→ **TASK**
Find the line containing "Decode this image", then output it and every line after it through the end of the listing below, exactly as written.

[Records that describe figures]
# # # #
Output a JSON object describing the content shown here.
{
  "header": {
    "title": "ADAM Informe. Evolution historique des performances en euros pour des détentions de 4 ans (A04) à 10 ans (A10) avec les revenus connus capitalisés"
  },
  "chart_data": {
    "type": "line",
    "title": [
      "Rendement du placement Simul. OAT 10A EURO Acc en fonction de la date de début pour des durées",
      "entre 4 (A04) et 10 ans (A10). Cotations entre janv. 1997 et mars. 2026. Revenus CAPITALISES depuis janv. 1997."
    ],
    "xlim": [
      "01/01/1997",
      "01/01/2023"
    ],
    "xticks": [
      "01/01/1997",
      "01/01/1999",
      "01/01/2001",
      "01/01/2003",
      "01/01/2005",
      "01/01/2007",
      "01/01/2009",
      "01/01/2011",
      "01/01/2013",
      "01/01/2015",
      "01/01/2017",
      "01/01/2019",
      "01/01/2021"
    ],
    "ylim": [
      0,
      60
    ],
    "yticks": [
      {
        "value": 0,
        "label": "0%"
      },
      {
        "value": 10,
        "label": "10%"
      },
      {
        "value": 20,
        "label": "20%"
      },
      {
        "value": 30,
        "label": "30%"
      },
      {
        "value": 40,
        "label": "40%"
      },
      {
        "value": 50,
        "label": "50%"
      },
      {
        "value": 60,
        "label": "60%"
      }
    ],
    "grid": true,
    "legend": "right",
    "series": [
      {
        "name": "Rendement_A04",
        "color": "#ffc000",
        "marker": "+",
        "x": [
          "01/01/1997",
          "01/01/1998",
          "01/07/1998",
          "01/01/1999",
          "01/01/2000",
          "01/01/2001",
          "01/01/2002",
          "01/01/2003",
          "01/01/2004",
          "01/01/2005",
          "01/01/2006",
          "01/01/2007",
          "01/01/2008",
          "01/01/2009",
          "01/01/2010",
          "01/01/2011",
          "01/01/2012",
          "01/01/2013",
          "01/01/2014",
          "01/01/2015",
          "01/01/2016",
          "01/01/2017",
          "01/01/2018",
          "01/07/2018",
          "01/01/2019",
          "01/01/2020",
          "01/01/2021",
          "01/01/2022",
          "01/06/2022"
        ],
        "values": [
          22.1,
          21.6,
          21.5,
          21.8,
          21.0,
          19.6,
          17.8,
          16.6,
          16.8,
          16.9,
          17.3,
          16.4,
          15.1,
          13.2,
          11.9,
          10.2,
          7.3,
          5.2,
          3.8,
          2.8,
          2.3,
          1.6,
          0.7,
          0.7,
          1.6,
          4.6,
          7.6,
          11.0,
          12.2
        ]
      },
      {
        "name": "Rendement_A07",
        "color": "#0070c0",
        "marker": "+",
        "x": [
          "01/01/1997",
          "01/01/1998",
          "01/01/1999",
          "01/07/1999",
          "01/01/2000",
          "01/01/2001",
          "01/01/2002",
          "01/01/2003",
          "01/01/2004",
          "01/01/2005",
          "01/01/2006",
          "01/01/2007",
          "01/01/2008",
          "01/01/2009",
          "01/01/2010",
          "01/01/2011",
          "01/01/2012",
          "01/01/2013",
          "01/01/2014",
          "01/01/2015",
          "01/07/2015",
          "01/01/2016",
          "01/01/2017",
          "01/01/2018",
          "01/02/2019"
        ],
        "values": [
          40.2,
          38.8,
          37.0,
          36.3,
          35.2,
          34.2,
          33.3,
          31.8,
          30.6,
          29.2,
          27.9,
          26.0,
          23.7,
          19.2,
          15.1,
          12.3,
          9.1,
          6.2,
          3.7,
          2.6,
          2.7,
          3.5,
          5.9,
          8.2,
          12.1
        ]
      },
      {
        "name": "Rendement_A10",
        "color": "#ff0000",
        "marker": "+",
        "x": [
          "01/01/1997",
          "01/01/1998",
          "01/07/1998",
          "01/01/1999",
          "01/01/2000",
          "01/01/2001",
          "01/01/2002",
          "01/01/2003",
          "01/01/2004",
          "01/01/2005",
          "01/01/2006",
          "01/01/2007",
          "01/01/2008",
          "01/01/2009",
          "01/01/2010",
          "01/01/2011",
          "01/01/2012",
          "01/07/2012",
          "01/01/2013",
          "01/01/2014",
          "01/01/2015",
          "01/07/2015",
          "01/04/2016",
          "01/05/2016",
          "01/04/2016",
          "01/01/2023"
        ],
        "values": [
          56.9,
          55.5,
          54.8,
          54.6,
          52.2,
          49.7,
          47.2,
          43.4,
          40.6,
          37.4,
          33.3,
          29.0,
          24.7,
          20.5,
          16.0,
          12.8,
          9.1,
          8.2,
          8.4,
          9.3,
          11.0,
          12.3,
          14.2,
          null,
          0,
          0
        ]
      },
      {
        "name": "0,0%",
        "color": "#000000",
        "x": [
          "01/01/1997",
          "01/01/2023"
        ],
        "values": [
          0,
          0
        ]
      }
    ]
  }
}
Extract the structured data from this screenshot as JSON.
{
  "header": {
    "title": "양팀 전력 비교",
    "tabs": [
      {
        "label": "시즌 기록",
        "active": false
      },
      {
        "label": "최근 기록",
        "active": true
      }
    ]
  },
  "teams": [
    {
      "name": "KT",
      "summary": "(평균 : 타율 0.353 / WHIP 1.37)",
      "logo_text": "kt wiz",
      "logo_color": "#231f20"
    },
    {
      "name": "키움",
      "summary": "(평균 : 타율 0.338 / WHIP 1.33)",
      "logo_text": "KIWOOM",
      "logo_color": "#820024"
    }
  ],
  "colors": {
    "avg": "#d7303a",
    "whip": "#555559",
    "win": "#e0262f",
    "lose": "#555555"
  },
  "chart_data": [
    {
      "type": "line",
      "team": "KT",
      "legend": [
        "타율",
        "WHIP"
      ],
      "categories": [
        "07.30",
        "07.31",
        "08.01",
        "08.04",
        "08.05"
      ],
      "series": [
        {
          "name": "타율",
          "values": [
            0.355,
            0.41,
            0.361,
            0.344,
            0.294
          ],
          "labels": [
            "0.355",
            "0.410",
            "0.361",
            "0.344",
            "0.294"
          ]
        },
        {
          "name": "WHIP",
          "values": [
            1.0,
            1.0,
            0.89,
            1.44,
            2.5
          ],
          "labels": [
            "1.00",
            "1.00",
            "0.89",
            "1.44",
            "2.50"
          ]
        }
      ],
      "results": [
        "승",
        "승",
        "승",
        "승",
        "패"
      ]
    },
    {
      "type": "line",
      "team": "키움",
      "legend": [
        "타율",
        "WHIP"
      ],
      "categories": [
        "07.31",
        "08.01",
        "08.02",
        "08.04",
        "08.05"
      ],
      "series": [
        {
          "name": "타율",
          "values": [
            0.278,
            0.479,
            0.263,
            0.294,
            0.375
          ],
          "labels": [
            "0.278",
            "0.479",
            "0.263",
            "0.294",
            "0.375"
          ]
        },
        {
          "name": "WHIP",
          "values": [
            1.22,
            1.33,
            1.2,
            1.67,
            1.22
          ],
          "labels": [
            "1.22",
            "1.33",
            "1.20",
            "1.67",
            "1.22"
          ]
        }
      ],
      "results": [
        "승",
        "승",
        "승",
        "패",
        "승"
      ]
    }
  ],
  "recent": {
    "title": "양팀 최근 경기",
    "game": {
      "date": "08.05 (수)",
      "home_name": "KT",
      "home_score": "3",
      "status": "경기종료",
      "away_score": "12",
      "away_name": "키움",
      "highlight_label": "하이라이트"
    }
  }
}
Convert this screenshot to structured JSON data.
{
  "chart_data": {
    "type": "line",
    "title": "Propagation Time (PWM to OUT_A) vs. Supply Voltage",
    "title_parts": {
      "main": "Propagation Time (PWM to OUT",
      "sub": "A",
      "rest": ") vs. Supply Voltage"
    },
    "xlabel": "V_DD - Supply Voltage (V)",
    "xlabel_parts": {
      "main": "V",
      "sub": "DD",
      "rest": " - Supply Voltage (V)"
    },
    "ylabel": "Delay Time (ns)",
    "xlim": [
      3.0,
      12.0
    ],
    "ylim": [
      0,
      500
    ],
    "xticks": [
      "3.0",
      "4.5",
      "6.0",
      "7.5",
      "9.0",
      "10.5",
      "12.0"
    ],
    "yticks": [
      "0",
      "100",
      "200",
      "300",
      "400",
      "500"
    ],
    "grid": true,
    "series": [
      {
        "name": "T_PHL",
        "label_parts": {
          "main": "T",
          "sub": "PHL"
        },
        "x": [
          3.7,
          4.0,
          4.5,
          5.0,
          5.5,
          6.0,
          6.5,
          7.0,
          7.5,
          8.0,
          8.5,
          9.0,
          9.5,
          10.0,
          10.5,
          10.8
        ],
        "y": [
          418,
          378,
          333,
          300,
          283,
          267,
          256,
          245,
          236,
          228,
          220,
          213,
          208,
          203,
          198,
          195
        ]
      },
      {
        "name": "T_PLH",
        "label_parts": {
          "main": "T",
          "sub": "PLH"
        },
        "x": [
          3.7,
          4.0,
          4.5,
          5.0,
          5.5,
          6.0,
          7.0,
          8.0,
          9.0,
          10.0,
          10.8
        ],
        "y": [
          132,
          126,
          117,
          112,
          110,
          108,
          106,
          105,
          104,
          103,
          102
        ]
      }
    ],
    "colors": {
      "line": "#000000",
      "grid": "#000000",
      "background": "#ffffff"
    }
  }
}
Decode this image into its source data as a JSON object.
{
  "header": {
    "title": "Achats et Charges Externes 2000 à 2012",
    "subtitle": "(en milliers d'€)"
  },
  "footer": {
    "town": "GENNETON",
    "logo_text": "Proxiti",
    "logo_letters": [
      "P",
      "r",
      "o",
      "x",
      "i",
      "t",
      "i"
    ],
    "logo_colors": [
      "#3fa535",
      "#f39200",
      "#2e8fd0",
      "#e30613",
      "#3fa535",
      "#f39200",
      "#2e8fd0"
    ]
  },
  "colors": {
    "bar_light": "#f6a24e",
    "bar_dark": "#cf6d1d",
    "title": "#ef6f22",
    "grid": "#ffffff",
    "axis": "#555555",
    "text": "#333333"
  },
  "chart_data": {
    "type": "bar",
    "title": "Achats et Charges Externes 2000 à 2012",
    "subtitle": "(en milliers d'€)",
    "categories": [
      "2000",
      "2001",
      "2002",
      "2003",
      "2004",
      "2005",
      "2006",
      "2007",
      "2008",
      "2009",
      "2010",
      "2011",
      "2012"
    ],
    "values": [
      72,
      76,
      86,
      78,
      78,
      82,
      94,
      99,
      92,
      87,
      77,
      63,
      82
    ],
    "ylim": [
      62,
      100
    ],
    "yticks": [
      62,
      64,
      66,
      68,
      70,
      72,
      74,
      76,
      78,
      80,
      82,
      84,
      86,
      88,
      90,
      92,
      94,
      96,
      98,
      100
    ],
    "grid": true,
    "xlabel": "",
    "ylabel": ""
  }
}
# # # #
→ **RESPONSE TO THE EXERCISE**
Decode this image into its source data as a JSON object.
{
  "header": {
    "title": "Achats et Charges Externes 2000 à 2012",
    "subtitle": "(en milliers d'€)"
  },
  "footer": {
    "town": "GENNETON",
    "logo_text": "Proxiti",
    "logo_letters": [
      "P",
      "r",
      "o",
      "x",
      "i",
      "t",
      "i"
    ],
    "logo_colors": [
      "#3fa535",
      "#f39200",
      "#2e8fd0",
      "#e30613",
      "#3fa535",
      "#f39200",
      "#2e8fd0"
    ]
  },
  "colors": {
    "bar_light": "#f6a24e",
    "bar_dark": "#cf6d1d",
    "title": "#ef6f22",
    "grid": "#ffffff",
    "axis": "#555555",
    "text": "#333333"
  },
  "chart_data": {
    "type": "bar",
    "title": "Achats et Charges Externes 2000 à 2012",
    "subtitle": "(en milliers d'€)",
    "categories": [
      "2000",
      "2001",
      "2002",
      "2003",
      "2004",
      "2005",
      "2006",
      "2007",
      "2008",
      "2009",
      "2010",
      "2011",
      "2012"
    ],
    "values": [
      72,
      76,
      86,
      78,
      78,
      82,
      94,
      99,
      92,
      87,
      77,
      63,
      82
    ],
    "ylim": [
      62,
      100
    ],
    "yticks": [
      62,
      64,
      66,
      68,
      70,
      72,
      74,
      76,
      78,
      80,
      82,
      84,
      86,
      88,
      90,
      92,
      94,
      96,
      98,
      100
    ],
    "grid": true,
    "xlabel": "",
    "ylabel": ""
  }
}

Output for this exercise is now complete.